PROBLEM DETAILS: Examine the entries below, count the lines holding the string "thúc", and respond with the number only.
-- begin --
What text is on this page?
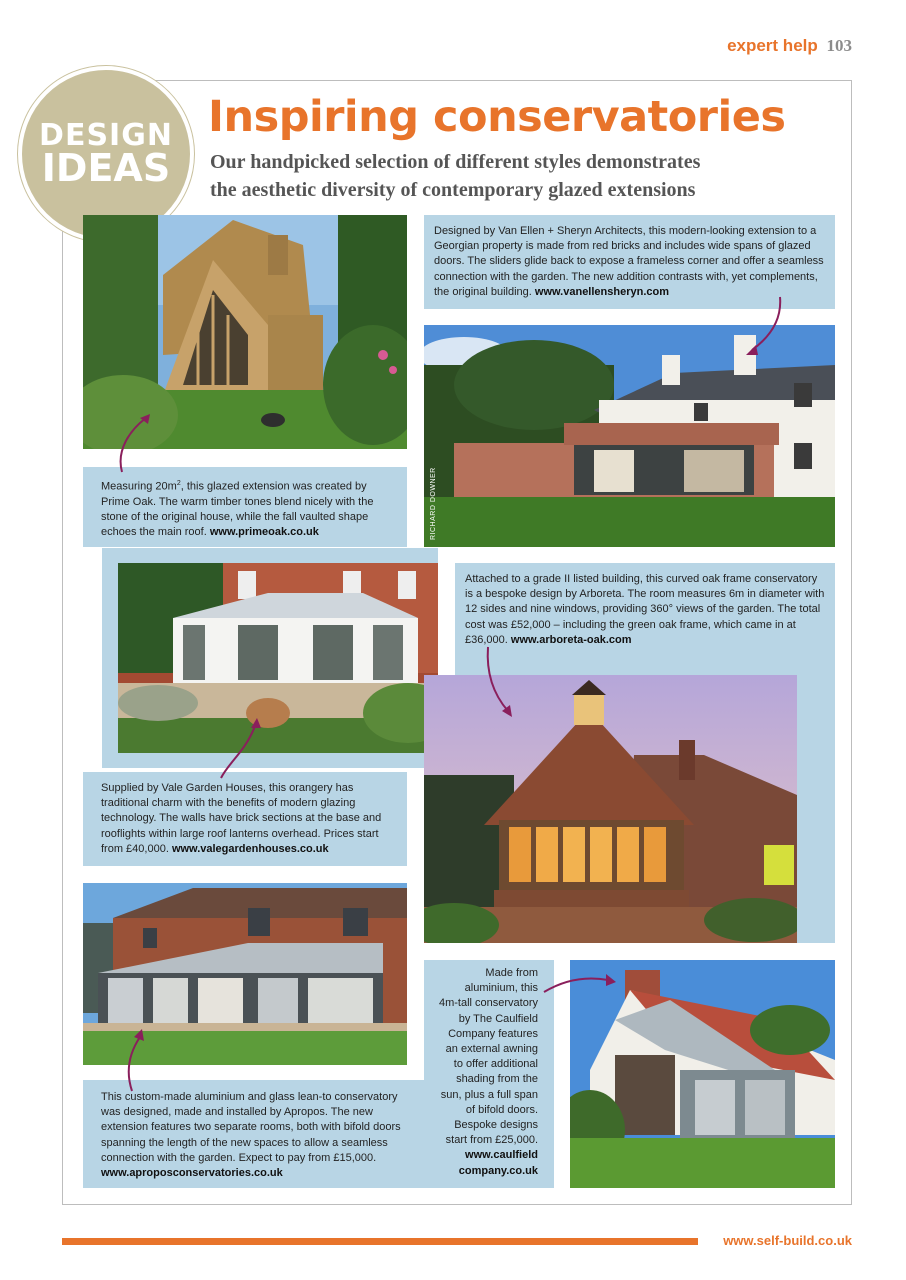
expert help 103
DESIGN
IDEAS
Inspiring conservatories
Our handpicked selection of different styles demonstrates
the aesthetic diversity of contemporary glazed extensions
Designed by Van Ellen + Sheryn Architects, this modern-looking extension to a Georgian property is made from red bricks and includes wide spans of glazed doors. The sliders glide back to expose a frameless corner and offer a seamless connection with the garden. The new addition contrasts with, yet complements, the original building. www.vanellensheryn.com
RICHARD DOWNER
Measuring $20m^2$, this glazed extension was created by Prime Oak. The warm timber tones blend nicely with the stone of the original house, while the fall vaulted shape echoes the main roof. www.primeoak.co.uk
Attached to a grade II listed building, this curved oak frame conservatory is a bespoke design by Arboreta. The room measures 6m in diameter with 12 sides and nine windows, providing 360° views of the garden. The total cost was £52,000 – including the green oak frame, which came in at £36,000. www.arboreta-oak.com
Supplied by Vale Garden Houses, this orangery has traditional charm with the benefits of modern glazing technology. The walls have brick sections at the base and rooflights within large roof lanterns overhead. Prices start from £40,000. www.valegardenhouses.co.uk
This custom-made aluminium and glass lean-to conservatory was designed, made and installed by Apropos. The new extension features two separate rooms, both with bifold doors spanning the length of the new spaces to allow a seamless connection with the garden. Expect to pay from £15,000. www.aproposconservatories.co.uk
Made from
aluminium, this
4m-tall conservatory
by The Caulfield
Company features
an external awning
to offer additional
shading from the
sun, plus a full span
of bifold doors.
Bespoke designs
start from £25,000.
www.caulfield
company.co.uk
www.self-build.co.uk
-- end --
-- begin --
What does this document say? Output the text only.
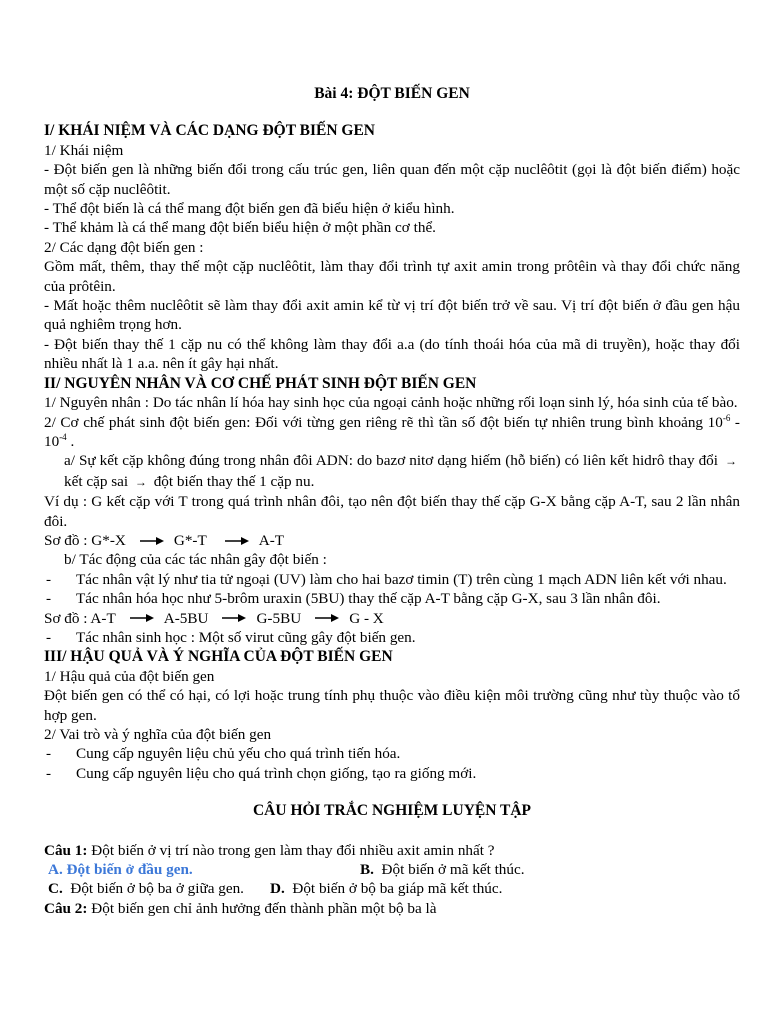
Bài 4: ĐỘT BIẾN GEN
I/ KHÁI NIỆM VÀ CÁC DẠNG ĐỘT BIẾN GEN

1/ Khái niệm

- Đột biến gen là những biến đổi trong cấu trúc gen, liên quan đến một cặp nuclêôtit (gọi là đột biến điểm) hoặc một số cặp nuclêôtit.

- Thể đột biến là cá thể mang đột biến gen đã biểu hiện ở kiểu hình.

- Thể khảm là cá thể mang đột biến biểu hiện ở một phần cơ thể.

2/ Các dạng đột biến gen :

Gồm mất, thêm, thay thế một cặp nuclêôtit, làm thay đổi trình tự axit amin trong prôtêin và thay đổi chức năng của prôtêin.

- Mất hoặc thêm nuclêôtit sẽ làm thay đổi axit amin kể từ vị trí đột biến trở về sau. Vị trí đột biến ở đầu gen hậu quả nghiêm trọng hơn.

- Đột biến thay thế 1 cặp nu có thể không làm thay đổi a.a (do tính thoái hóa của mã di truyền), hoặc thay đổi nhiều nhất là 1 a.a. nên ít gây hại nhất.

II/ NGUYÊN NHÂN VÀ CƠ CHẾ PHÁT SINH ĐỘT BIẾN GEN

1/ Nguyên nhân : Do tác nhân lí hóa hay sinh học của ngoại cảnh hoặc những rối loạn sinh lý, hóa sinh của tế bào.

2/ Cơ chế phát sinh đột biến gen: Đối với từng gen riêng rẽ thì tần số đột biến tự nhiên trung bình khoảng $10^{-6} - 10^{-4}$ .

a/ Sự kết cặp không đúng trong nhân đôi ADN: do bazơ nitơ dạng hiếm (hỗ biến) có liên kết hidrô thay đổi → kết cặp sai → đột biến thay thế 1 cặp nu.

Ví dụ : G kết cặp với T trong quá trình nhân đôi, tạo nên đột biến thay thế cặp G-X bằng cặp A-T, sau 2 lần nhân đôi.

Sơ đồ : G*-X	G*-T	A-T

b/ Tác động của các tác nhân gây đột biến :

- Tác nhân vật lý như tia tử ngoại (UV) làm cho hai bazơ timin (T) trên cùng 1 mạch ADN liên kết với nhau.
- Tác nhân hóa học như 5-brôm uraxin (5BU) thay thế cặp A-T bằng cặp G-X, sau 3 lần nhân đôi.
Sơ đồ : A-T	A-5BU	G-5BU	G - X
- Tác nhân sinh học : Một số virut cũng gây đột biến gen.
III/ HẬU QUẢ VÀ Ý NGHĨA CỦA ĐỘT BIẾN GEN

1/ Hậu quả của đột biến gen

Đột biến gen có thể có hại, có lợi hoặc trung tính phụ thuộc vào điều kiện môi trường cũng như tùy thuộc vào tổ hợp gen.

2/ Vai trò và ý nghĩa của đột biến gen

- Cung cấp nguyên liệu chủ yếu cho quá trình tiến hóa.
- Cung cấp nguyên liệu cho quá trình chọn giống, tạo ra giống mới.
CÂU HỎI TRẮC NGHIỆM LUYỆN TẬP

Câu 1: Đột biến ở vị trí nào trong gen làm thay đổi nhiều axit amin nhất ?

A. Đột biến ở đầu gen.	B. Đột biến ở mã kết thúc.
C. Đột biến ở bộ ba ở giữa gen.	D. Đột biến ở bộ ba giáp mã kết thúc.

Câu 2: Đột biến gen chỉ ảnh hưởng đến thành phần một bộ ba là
-- end --
-- begin --
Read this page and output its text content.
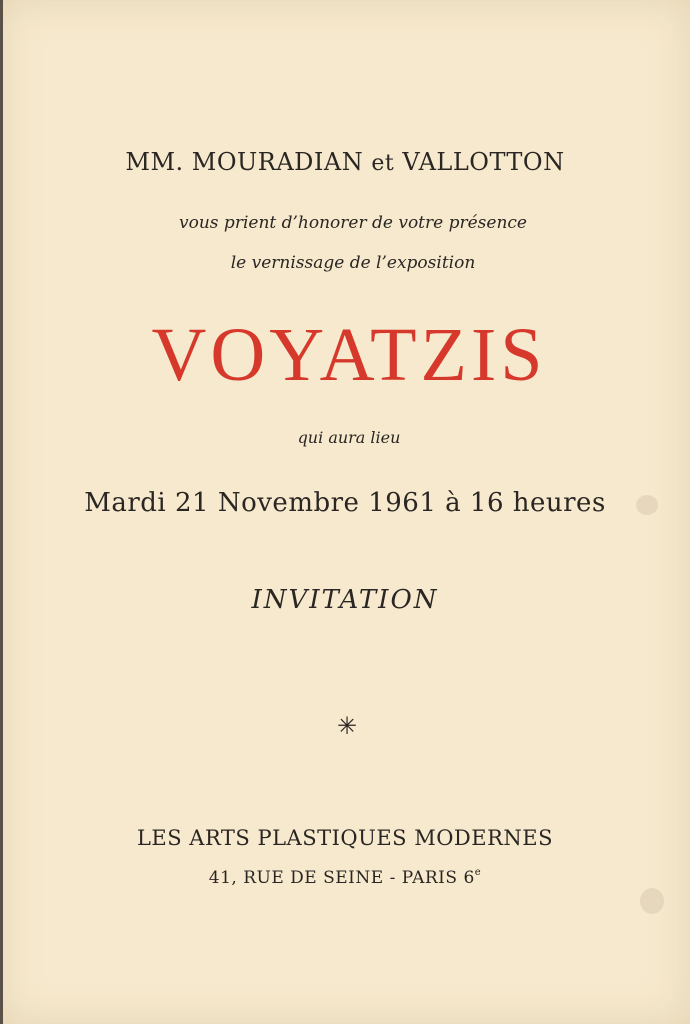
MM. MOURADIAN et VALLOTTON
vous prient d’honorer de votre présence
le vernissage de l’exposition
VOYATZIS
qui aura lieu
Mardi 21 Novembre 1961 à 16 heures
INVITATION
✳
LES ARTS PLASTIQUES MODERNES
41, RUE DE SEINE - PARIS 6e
-- end --
THE RESPONSE: 2